* start EXERCISE INPUTS *
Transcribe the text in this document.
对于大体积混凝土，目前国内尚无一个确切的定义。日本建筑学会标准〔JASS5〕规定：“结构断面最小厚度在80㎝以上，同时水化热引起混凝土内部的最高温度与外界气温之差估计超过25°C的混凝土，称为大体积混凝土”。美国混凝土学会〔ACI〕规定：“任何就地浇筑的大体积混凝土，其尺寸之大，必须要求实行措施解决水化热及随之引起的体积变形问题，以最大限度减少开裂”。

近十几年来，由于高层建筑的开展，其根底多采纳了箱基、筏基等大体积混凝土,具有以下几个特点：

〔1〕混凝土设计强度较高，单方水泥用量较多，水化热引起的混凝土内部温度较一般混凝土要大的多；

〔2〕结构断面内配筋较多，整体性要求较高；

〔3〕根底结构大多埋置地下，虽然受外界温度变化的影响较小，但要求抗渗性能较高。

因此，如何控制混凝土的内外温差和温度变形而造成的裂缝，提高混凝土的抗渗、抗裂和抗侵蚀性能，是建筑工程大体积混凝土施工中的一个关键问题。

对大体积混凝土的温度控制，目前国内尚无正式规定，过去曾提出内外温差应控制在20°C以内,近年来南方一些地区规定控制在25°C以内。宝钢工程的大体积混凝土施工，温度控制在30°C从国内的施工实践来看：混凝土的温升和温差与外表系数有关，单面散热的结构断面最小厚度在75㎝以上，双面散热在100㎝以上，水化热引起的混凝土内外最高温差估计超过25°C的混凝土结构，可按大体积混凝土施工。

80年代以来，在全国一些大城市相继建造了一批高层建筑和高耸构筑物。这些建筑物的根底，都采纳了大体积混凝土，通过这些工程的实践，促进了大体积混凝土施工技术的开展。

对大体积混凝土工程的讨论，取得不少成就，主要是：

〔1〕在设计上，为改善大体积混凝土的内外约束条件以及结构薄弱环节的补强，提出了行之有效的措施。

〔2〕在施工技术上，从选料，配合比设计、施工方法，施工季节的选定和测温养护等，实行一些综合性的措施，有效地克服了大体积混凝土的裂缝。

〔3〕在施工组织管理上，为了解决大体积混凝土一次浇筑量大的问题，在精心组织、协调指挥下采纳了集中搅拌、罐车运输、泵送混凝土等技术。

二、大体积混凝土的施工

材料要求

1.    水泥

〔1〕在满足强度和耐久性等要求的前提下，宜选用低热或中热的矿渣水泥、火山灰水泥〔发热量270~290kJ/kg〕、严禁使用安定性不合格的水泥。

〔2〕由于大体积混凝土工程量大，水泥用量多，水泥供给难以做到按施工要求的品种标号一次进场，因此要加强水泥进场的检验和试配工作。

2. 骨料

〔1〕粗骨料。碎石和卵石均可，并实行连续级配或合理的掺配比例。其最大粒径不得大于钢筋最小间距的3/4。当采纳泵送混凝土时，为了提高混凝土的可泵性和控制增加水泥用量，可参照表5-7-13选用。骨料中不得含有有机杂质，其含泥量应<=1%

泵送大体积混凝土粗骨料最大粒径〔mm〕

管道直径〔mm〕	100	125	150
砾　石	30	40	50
* end EXERCISE INPUTS *
■ TASK OBJECTIVE: Write every record out again, unaltered.

■ FULL OUTPUT:
Transcribe the text in this document.
对于大体积混凝土，目前国内尚无一个确切的定义。日本建筑学会标准〔JASS5〕规定：“结构断面最小厚度在80㎝以上，同时水化热引起混凝土内部的最高温度与外界气温之差估计超过25°C的混凝土，称为大体积混凝土”。美国混凝土学会〔ACI〕规定：“任何就地浇筑的大体积混凝土，其尺寸之大，必须要求实行措施解决水化热及随之引起的体积变形问题，以最大限度减少开裂”。

近十几年来，由于高层建筑的开展，其根底多采纳了箱基、筏基等大体积混凝土,具有以下几个特点：

〔1〕混凝土设计强度较高，单方水泥用量较多，水化热引起的混凝土内部温度较一般混凝土要大的多；

〔2〕结构断面内配筋较多，整体性要求较高；

〔3〕根底结构大多埋置地下，虽然受外界温度变化的影响较小，但要求抗渗性能较高。

因此，如何控制混凝土的内外温差和温度变形而造成的裂缝，提高混凝土的抗渗、抗裂和抗侵蚀性能，是建筑工程大体积混凝土施工中的一个关键问题。

对大体积混凝土的温度控制，目前国内尚无正式规定，过去曾提出内外温差应控制在20°C以内,近年来南方一些地区规定控制在25°C以内。宝钢工程的大体积混凝土施工，温度控制在30°C从国内的施工实践来看：混凝土的温升和温差与外表系数有关，单面散热的结构断面最小厚度在75㎝以上，双面散热在100㎝以上，水化热引起的混凝土内外最高温差估计超过25°C的混凝土结构，可按大体积混凝土施工。

80年代以来，在全国一些大城市相继建造了一批高层建筑和高耸构筑物。这些建筑物的根底，都采纳了大体积混凝土，通过这些工程的实践，促进了大体积混凝土施工技术的开展。

对大体积混凝土工程的讨论，取得不少成就，主要是：

〔1〕在设计上，为改善大体积混凝土的内外约束条件以及结构薄弱环节的补强，提出了行之有效的措施。

〔2〕在施工技术上，从选料，配合比设计、施工方法，施工季节的选定和测温养护等，实行一些综合性的措施，有效地克服了大体积混凝土的裂缝。

〔3〕在施工组织管理上，为了解决大体积混凝土一次浇筑量大的问题，在精心组织、协调指挥下采纳了集中搅拌、罐车运输、泵送混凝土等技术。

二、大体积混凝土的施工

材料要求

1.    水泥

〔1〕在满足强度和耐久性等要求的前提下，宜选用低热或中热的矿渣水泥、火山灰水泥〔发热量270~290kJ/kg〕、严禁使用安定性不合格的水泥。

〔2〕由于大体积混凝土工程量大，水泥用量多，水泥供给难以做到按施工要求的品种标号一次进场，因此要加强水泥进场的检验和试配工作。

2. 骨料

〔1〕粗骨料。碎石和卵石均可，并实行连续级配或合理的掺配比例。其最大粒径不得大于钢筋最小间距的3/4。当采纳泵送混凝土时，为了提高混凝土的可泵性和控制增加水泥用量，可参照表5-7-13选用。骨料中不得含有有机杂质，其含泥量应<=1%

泵送大体积混凝土粗骨料最大粒径〔mm〕

管道直径〔mm〕	100	125	150
砾　石	30	40	50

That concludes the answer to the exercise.